begin Stored rows
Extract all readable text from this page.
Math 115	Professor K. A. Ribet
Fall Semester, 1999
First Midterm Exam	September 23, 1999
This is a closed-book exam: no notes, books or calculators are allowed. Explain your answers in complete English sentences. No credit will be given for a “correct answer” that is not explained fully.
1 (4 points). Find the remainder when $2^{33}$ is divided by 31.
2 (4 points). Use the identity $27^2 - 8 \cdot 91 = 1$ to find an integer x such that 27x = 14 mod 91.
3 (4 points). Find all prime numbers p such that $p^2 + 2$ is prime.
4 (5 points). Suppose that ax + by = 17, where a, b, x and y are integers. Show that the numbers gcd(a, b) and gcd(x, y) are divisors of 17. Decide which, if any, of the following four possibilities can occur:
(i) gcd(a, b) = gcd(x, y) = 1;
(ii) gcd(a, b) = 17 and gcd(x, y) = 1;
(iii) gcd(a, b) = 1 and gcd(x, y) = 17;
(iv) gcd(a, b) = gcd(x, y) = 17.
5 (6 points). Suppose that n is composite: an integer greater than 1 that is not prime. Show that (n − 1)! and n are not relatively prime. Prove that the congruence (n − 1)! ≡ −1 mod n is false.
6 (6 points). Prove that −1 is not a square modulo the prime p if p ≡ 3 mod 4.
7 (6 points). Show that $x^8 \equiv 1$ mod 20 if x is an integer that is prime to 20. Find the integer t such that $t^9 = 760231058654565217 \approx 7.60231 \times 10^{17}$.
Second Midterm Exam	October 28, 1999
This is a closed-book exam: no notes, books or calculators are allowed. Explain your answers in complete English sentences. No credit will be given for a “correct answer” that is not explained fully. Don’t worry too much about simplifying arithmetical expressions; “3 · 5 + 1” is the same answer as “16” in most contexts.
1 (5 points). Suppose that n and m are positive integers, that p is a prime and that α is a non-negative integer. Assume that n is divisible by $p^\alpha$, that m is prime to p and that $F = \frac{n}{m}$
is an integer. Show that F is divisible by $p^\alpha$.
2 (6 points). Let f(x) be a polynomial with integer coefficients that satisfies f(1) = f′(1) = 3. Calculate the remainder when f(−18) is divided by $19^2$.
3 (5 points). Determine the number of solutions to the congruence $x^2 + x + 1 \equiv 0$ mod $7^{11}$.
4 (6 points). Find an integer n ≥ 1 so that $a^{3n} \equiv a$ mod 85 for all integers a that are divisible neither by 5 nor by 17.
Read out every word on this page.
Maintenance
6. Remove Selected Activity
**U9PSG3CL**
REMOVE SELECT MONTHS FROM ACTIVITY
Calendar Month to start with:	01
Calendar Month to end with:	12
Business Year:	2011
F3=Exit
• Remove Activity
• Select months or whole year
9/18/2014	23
end Stored rows
With both ends included, please retype exactly the lines from the line containing "Read out every word on this page." to the final line of the data.

● Problem solution
Read out every word on this page.
Maintenance
6. Remove Selected Activity
**U9PSG3CL**
REMOVE SELECT MONTHS FROM ACTIVITY
Calendar Month to start with:	01
Calendar Month to end with:	12
Business Year:	2011
F3=Exit
• Remove Activity
• Select months or whole year
9/18/2014	23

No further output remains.